##### Data excerpts #####

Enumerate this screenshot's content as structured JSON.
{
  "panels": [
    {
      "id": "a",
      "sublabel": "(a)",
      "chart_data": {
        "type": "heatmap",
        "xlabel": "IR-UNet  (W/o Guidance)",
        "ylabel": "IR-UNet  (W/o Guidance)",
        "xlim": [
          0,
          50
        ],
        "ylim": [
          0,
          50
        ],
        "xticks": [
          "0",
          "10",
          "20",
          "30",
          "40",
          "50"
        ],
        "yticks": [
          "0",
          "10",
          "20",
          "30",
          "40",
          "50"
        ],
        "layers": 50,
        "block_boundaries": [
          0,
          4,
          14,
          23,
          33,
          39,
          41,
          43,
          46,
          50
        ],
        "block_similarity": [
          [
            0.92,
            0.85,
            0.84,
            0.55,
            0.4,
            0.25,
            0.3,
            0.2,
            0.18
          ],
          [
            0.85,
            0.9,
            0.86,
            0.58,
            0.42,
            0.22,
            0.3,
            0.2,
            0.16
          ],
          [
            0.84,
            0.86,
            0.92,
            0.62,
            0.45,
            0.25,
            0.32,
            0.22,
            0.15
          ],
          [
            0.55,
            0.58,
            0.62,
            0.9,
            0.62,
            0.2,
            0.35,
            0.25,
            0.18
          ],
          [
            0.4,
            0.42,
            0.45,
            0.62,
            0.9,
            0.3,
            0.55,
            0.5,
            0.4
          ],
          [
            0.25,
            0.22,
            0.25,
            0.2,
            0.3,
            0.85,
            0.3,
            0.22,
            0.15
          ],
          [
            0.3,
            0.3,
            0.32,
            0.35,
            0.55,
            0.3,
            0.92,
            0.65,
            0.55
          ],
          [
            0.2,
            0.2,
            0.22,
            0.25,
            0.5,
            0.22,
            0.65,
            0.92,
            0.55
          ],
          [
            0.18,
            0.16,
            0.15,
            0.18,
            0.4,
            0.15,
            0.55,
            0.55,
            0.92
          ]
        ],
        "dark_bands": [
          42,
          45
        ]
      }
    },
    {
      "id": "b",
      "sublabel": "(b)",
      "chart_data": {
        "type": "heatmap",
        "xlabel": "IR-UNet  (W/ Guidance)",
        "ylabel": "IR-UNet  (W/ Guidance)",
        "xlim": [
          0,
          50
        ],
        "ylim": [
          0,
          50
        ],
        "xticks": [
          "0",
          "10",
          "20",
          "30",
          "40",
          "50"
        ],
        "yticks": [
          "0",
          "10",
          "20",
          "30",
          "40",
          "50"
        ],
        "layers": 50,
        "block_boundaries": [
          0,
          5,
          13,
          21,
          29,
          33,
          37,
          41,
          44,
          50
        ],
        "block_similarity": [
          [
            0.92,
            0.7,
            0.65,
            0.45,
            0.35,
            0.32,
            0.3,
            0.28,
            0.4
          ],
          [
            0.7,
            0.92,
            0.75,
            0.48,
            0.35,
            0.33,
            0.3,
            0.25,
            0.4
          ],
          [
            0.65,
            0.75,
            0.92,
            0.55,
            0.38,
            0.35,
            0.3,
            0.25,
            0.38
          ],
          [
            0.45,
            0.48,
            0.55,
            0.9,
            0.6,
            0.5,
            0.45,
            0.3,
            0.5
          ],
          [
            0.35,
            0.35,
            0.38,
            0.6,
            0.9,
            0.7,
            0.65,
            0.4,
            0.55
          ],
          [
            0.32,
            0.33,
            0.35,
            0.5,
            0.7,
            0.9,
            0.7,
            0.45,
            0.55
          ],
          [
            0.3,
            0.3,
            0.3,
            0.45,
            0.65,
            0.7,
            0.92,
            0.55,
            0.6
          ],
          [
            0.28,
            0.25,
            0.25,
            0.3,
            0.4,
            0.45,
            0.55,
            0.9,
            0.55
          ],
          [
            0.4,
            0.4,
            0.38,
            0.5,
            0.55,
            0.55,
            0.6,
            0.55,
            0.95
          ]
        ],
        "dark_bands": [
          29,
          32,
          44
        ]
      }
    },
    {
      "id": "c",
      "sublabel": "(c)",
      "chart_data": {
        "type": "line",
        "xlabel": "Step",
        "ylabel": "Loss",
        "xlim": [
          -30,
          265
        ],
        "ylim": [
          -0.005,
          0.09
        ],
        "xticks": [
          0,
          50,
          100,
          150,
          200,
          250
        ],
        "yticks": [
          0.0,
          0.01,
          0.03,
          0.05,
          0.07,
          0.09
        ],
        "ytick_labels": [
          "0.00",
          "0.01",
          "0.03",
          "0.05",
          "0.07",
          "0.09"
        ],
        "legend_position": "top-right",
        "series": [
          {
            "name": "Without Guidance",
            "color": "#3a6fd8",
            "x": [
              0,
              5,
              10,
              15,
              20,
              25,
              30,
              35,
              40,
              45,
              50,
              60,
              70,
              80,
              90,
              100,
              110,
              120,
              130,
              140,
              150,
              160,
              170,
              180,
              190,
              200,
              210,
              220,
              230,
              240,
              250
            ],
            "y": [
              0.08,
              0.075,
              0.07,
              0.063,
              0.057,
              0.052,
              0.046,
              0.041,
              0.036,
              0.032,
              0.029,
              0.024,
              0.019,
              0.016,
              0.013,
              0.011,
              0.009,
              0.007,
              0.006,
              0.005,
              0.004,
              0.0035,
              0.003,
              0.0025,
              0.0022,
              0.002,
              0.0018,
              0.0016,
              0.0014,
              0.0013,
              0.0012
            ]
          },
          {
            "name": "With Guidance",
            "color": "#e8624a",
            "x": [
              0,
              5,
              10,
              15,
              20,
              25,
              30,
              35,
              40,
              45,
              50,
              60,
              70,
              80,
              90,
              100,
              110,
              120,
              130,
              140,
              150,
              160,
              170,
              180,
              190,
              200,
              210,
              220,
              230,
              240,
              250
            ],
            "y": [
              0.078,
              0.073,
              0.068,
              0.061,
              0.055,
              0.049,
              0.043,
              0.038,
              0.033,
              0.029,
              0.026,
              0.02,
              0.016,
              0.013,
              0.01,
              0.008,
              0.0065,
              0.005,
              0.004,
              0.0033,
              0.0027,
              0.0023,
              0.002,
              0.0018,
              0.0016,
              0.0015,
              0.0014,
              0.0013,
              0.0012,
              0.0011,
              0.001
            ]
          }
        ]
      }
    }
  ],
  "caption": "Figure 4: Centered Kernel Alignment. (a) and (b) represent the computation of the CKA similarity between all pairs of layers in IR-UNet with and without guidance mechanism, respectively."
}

#####

## Problem statement
Return every line exactly.

## Answer in full
Enumerate this screenshot's content as structured JSON.
{
  "panels": [
    {
      "id": "a",
      "sublabel": "(a)",
      "chart_data": {
        "type": "heatmap",
        "xlabel": "IR-UNet  (W/o Guidance)",
        "ylabel": "IR-UNet  (W/o Guidance)",
        "xlim": [
          0,
          50
        ],
        "ylim": [
          0,
          50
        ],
        "xticks": [
          "0",
          "10",
          "20",
          "30",
          "40",
          "50"
        ],
        "yticks": [
          "0",
          "10",
          "20",
          "30",
          "40",
          "50"
        ],
        "layers": 50,
        "block_boundaries": [
          0,
          4,
          14,
          23,
          33,
          39,
          41,
          43,
          46,
          50
        ],
        "block_similarity": [
          [
            0.92,
            0.85,
            0.84,
            0.55,
            0.4,
            0.25,
            0.3,
            0.2,
            0.18
          ],
          [
            0.85,
            0.9,
            0.86,
            0.58,
            0.42,
            0.22,
            0.3,
            0.2,
            0.16
          ],
          [
            0.84,
            0.86,
            0.92,
            0.62,
            0.45,
            0.25,
            0.32,
            0.22,
            0.15
          ],
          [
            0.55,
            0.58,
            0.62,
            0.9,
            0.62,
            0.2,
            0.35,
            0.25,
            0.18
          ],
          [
            0.4,
            0.42,
            0.45,
            0.62,
            0.9,
            0.3,
            0.55,
            0.5,
            0.4
          ],
          [
            0.25,
            0.22,
            0.25,
            0.2,
            0.3,
            0.85,
            0.3,
            0.22,
            0.15
          ],
          [
            0.3,
            0.3,
            0.32,
            0.35,
            0.55,
            0.3,
            0.92,
            0.65,
            0.55
          ],
          [
            0.2,
            0.2,
            0.22,
            0.25,
            0.5,
            0.22,
            0.65,
            0.92,
            0.55
          ],
          [
            0.18,
            0.16,
            0.15,
            0.18,
            0.4,
            0.15,
            0.55,
            0.55,
            0.92
          ]
        ],
        "dark_bands": [
          42,
          45
        ]
      }
    },
    {
      "id": "b",
      "sublabel": "(b)",
      "chart_data": {
        "type": "heatmap",
        "xlabel": "IR-UNet  (W/ Guidance)",
        "ylabel": "IR-UNet  (W/ Guidance)",
        "xlim": [
          0,
          50
        ],
        "ylim": [
          0,
          50
        ],
        "xticks": [
          "0",
          "10",
          "20",
          "30",
          "40",
          "50"
        ],
        "yticks": [
          "0",
          "10",
          "20",
          "30",
          "40",
          "50"
        ],
        "layers": 50,
        "block_boundaries": [
          0,
          5,
          13,
          21,
          29,
          33,
          37,
          41,
          44,
          50
        ],
        "block_similarity": [
          [
            0.92,
            0.7,
            0.65,
            0.45,
            0.35,
            0.32,
            0.3,
            0.28,
            0.4
          ],
          [
            0.7,
            0.92,
            0.75,
            0.48,
            0.35,
            0.33,
            0.3,
            0.25,
            0.4
          ],
          [
            0.65,
            0.75,
            0.92,
            0.55,
            0.38,
            0.35,
            0.3,
            0.25,
            0.38
          ],
          [
            0.45,
            0.48,
            0.55,
            0.9,
            0.6,
            0.5,
            0.45,
            0.3,
            0.5
          ],
          [
            0.35,
            0.35,
            0.38,
            0.6,
            0.9,
            0.7,
            0.65,
            0.4,
            0.55
          ],
          [
            0.32,
            0.33,
            0.35,
            0.5,
            0.7,
            0.9,
            0.7,
            0.45,
            0.55
          ],
          [
            0.3,
            0.3,
            0.3,
            0.45,
            0.65,
            0.7,
            0.92,
            0.55,
            0.6
          ],
          [
            0.28,
            0.25,
            0.25,
            0.3,
            0.4,
            0.45,
            0.55,
            0.9,
            0.55
          ],
          [
            0.4,
            0.4,
            0.38,
            0.5,
            0.55,
            0.55,
            0.6,
            0.55,
            0.95
          ]
        ],
        "dark_bands": [
          29,
          32,
          44
        ]
      }
    },
    {
      "id": "c",
      "sublabel": "(c)",
      "chart_data": {
        "type": "line",
        "xlabel": "Step",
        "ylabel": "Loss",
        "xlim": [
          -30,
          265
        ],
        "ylim": [
          -0.005,
          0.09
        ],
        "xticks": [
          0,
          50,
          100,
          150,
          200,
          250
        ],
        "yticks": [
          0.0,
          0.01,
          0.03,
          0.05,
          0.07,
          0.09
        ],
        "ytick_labels": [
          "0.00",
          "0.01",
          "0.03",
          "0.05",
          "0.07",
          "0.09"
        ],
        "legend_position": "top-right",
        "series": [
          {
            "name": "Without Guidance",
            "color": "#3a6fd8",
            "x": [
              0,
              5,
              10,
              15,
              20,
              25,
              30,
              35,
              40,
              45,
              50,
              60,
              70,
              80,
              90,
              100,
              110,
              120,
              130,
              140,
              150,
              160,
              170,
              180,
              190,
              200,
              210,
              220,
              230,
              240,
              250
            ],
            "y": [
              0.08,
              0.075,
              0.07,
              0.063,
              0.057,
              0.052,
              0.046,
              0.041,
              0.036,
              0.032,
              0.029,
              0.024,
              0.019,
              0.016,
              0.013,
              0.011,
              0.009,
              0.007,
              0.006,
              0.005,
              0.004,
              0.0035,
              0.003,
              0.0025,
              0.0022,
              0.002,
              0.0018,
              0.0016,
              0.0014,
              0.0013,
              0.0012
            ]
          },
          {
            "name": "With Guidance",
            "color": "#e8624a",
            "x": [
              0,
              5,
              10,
              15,
              20,
              25,
              30,
              35,
              40,
              45,
              50,
              60,
              70,
              80,
              90,
              100,
              110,
              120,
              130,
              140,
              150,
              160,
              170,
              180,
              190,
              200,
              210,
              220,
              230,
              240,
              250
            ],
            "y": [
              0.078,
              0.073,
              0.068,
              0.061,
              0.055,
              0.049,
              0.043,
              0.038,
              0.033,
              0.029,
              0.026,
              0.02,
              0.016,
              0.013,
              0.01,
              0.008,
              0.0065,
              0.005,
              0.004,
              0.0033,
              0.0027,
              0.0023,
              0.002,
              0.0018,
              0.0016,
              0.0015,
              0.0014,
              0.0013,
              0.0012,
              0.0011,
              0.001
            ]
          }
        ]
      }
    }
  ],
  "caption": "Figure 4: Centered Kernel Alignment. (a) and (b) represent the computation of the CKA similarity between all pairs of layers in IR-UNet with and without guidance mechanism, respectively."
}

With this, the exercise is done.